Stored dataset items
+ + + +
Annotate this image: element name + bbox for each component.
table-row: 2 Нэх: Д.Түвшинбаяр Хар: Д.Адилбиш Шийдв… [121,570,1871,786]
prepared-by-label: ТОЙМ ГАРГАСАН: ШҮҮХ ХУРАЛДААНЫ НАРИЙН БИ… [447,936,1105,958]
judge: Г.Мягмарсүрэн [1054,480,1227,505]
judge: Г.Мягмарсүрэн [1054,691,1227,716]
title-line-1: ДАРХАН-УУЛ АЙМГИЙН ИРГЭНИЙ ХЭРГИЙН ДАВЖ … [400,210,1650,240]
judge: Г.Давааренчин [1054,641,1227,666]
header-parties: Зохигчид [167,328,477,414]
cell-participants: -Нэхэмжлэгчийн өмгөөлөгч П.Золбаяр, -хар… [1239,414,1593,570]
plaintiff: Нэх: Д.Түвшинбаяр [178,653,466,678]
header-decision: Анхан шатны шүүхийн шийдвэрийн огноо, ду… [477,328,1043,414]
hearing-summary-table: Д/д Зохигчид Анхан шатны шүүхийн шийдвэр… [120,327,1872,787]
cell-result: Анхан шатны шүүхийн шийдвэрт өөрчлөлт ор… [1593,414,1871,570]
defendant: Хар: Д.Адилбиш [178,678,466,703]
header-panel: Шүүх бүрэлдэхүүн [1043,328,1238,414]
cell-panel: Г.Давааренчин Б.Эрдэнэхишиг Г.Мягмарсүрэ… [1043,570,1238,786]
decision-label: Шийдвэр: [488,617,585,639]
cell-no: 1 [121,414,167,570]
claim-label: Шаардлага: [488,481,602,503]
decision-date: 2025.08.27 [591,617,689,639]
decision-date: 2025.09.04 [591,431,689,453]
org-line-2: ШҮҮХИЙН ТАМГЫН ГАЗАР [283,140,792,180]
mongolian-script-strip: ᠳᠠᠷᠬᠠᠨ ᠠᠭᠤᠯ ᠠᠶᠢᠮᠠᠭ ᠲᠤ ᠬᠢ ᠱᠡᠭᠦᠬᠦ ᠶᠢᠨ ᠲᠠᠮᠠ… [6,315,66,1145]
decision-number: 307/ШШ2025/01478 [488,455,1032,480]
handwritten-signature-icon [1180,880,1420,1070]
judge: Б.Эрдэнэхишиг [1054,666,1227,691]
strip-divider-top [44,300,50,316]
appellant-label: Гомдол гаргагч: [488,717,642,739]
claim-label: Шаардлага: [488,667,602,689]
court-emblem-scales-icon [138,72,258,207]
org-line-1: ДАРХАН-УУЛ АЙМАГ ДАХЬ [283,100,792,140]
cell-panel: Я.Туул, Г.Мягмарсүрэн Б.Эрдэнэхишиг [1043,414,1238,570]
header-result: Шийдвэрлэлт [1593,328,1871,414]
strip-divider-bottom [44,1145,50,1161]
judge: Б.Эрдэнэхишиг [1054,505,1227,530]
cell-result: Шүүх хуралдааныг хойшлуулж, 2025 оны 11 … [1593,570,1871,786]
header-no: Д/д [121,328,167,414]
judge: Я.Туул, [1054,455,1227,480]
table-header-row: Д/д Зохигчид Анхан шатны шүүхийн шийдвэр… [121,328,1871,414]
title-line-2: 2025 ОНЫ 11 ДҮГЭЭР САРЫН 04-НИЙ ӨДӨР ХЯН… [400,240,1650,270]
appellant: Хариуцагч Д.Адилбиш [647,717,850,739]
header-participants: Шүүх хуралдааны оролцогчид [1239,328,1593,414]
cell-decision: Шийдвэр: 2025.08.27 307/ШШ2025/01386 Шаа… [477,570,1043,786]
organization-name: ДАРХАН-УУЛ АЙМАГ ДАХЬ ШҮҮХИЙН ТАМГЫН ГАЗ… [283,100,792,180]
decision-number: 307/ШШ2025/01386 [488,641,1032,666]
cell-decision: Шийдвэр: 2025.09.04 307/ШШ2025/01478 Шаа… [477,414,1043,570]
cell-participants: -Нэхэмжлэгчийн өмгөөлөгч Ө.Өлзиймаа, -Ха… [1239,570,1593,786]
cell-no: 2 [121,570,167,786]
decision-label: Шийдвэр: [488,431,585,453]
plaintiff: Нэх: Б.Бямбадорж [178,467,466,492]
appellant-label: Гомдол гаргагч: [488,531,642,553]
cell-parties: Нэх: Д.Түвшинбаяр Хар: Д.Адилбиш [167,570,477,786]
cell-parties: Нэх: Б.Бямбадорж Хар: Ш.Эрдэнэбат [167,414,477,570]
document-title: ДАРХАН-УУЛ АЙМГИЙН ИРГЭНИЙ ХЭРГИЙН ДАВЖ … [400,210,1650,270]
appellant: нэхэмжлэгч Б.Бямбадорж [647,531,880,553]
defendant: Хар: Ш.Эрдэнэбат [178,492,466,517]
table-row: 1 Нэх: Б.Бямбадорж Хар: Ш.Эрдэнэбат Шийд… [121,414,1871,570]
+ + + +
Your task: Arrange every line of the records above as a numbered list, and leave out any blank lines.

Completed exercise:
1. Annotate this image: element name + bbox for each component.
2. table-row: 2 Нэх: Д.Түвшинбаяр Хар: Д.Адилбиш Шийдв… [121,570,1871,786]
3. prepared-by-label: ТОЙМ ГАРГАСАН: ШҮҮХ ХУРАЛДААНЫ НАРИЙН БИ… [447,936,1105,958]
4. judge: Г.Мягмарсүрэн [1054,480,1227,505]
5. judge: Г.Мягмарсүрэн [1054,691,1227,716]
6. title-line-1: ДАРХАН-УУЛ АЙМГИЙН ИРГЭНИЙ ХЭРГИЙН ДАВЖ … [400,210,1650,240]
7. judge: Г.Давааренчин [1054,641,1227,666]
8. header-parties: Зохигчид [167,328,477,414]
9. cell-participants: -Нэхэмжлэгчийн өмгөөлөгч П.Золбаяр, -хар… [1239,414,1593,570]
10. plaintiff: Нэх: Д.Түвшинбаяр [178,653,466,678]
11. header-decision: Анхан шатны шүүхийн шийдвэрийн огноо, ду… [477,328,1043,414]
12. hearing-summary-table: Д/д Зохигчид Анхан шатны шүүхийн шийдвэр… [120,327,1872,787]
13. cell-result: Анхан шатны шүүхийн шийдвэрт өөрчлөлт ор… [1593,414,1871,570]
14. defendant: Хар: Д.Адилбиш [178,678,466,703]
15. header-panel: Шүүх бүрэлдэхүүн [1043,328,1238,414]
16. cell-panel: Г.Давааренчин Б.Эрдэнэхишиг Г.Мягмарсүрэ… [1043,570,1238,786]
17. decision-label: Шийдвэр: [488,617,585,639]
18. cell-no: 1 [121,414,167,570]
19. claim-label: Шаардлага: [488,481,602,503]
20. decision-date: 2025.08.27 [591,617,689,639]
21. decision-date: 2025.09.04 [591,431,689,453]
22. org-line-2: ШҮҮХИЙН ТАМГЫН ГАЗАР [283,140,792,180]
23. mongolian-script-strip: ᠳᠠᠷᠬᠠᠨ ᠠᠭᠤᠯ ᠠᠶᠢᠮᠠᠭ ᠲᠤ ᠬᠢ ᠱᠡᠭᠦᠬᠦ ᠶᠢᠨ ᠲᠠᠮᠠ… [6,315,66,1145]
24. decision-number: 307/ШШ2025/01478 [488,455,1032,480]
25. handwritten-signature-icon [1180,880,1420,1070]
26. judge: Б.Эрдэнэхишиг [1054,666,1227,691]
27. strip-divider-top [44,300,50,316]
28. appellant-label: Гомдол гаргагч: [488,717,642,739]
29. claim-label: Шаардлага: [488,667,602,689]
30. court-emblem-scales-icon [138,72,258,207]
31. org-line-1: ДАРХАН-УУЛ АЙМАГ ДАХЬ [283,100,792,140]
32. cell-panel: Я.Туул, Г.Мягмарсүрэн Б.Эрдэнэхишиг [1043,414,1238,570]
33. header-result: Шийдвэрлэлт [1593,328,1871,414]
34. strip-divider-bottom [44,1145,50,1161]
35. judge: Б.Эрдэнэхишиг [1054,505,1227,530]
36. cell-result: Шүүх хуралдааныг хойшлуулж, 2025 оны 11 … [1593,570,1871,786]
37. header-no: Д/д [121,328,167,414]
38. judge: Я.Туул, [1054,455,1227,480]
39. table-header-row: Д/д Зохигчид Анхан шатны шүүхийн шийдвэр… [121,328,1871,414]
40. title-line-2: 2025 ОНЫ 11 ДҮГЭЭР САРЫН 04-НИЙ ӨДӨР ХЯН… [400,240,1650,270]
41. appellant: Хариуцагч Д.Адилбиш [647,717,850,739]
42. header-participants: Шүүх хуралдааны оролцогчид [1239,328,1593,414]
43. cell-decision: Шийдвэр: 2025.08.27 307/ШШ2025/01386 Шаа… [477,570,1043,786]
44. organization-name: ДАРХАН-УУЛ АЙМАГ ДАХЬ ШҮҮХИЙН ТАМГЫН ГАЗ… [283,100,792,180]
45. decision-number: 307/ШШ2025/01386 [488,641,1032,666]
46. cell-decision: Шийдвэр: 2025.09.04 307/ШШ2025/01478 Шаа… [477,414,1043,570]
47. cell-participants: -Нэхэмжлэгчийн өмгөөлөгч Ө.Өлзиймаа, -Ха… [1239,570,1593,786]
48. cell-no: 2 [121,570,167,786]
49. decision-label: Шийдвэр: [488,431,585,453]
50. plaintiff: Нэх: Б.Бямбадорж [178,467,466,492]
51. appellant-label: Гомдол гаргагч: [488,531,642,553]
52. cell-parties: Нэх: Д.Түвшинбаяр Хар: Д.Адилбиш [167,570,477,786]
53. cell-parties: Нэх: Б.Бямбадорж Хар: Ш.Эрдэнэбат [167,414,477,570]
54. document-title: ДАРХАН-УУЛ АЙМГИЙН ИРГЭНИЙ ХЭРГИЙН ДАВЖ … [400,210,1650,270]
55. appellant: нэхэмжлэгч Б.Бямбадорж [647,531,880,553]
56. defendant: Хар: Ш.Эрдэнэбат [178,492,466,517]
57. table-row: 1 Нэх: Б.Бямбадорж Хар: Ш.Эрдэнэбат Шийд… [121,414,1871,570]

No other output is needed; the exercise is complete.